- [TASK STATEMENT]
Repeat each line exactly as it is written.

(Dataset items)
--------------------------------
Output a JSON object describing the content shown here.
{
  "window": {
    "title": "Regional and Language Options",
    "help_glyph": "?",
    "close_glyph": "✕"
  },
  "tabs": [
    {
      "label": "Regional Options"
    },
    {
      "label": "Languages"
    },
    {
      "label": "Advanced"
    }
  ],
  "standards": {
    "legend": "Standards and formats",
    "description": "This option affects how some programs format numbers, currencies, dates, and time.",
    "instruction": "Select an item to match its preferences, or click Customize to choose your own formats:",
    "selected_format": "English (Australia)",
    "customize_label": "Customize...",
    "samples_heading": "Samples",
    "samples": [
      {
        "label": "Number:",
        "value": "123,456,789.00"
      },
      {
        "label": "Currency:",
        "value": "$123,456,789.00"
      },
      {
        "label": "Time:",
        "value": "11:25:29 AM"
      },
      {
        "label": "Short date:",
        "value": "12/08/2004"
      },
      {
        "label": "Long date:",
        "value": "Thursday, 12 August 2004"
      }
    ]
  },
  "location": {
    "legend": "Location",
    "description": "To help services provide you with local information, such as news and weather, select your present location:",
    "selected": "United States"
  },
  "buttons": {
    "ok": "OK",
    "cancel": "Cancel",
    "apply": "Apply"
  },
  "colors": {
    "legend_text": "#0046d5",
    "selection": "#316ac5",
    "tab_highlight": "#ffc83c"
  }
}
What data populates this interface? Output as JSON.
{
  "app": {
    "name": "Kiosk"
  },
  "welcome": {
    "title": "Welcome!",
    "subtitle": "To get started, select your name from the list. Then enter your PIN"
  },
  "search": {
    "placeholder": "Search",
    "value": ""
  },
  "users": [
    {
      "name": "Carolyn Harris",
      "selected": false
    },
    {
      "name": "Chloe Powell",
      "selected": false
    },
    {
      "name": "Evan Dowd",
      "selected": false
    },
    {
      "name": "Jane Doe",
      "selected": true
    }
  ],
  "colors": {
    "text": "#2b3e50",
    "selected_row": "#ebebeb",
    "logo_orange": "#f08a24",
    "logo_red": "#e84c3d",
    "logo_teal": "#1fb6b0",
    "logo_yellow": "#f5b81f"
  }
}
--------------------------------
- [RESPONSE TO THE EXERCISE]
Output a JSON object describing the content shown here.
{
  "window": {
    "title": "Regional and Language Options",
    "help_glyph": "?",
    "close_glyph": "✕"
  },
  "tabs": [
    {
      "label": "Regional Options"
    },
    {
      "label": "Languages"
    },
    {
      "label": "Advanced"
    }
  ],
  "standards": {
    "legend": "Standards and formats",
    "description": "This option affects how some programs format numbers, currencies, dates, and time.",
    "instruction": "Select an item to match its preferences, or click Customize to choose your own formats:",
    "selected_format": "English (Australia)",
    "customize_label": "Customize...",
    "samples_heading": "Samples",
    "samples": [
      {
        "label": "Number:",
        "value": "123,456,789.00"
      },
      {
        "label": "Currency:",
        "value": "$123,456,789.00"
      },
      {
        "label": "Time:",
        "value": "11:25:29 AM"
      },
      {
        "label": "Short date:",
        "value": "12/08/2004"
      },
      {
        "label": "Long date:",
        "value": "Thursday, 12 August 2004"
      }
    ]
  },
  "location": {
    "legend": "Location",
    "description": "To help services provide you with local information, such as news and weather, select your present location:",
    "selected": "United States"
  },
  "buttons": {
    "ok": "OK",
    "cancel": "Cancel",
    "apply": "Apply"
  },
  "colors": {
    "legend_text": "#0046d5",
    "selection": "#316ac5",
    "tab_highlight": "#ffc83c"
  }
}
What data populates this interface? Output as JSON.
{
  "app": {
    "name": "Kiosk"
  },
  "welcome": {
    "title": "Welcome!",
    "subtitle": "To get started, select your name from the list. Then enter your PIN"
  },
  "search": {
    "placeholder": "Search",
    "value": ""
  },
  "users": [
    {
      "name": "Carolyn Harris",
      "selected": false
    },
    {
      "name": "Chloe Powell",
      "selected": false
    },
    {
      "name": "Evan Dowd",
      "selected": false
    },
    {
      "name": "Jane Doe",
      "selected": true
    }
  ],
  "colors": {
    "text": "#2b3e50",
    "selected_row": "#ebebeb",
    "logo_orange": "#f08a24",
    "logo_red": "#e84c3d",
    "logo_teal": "#1fb6b0",
    "logo_yellow": "#f5b81f"
  }
}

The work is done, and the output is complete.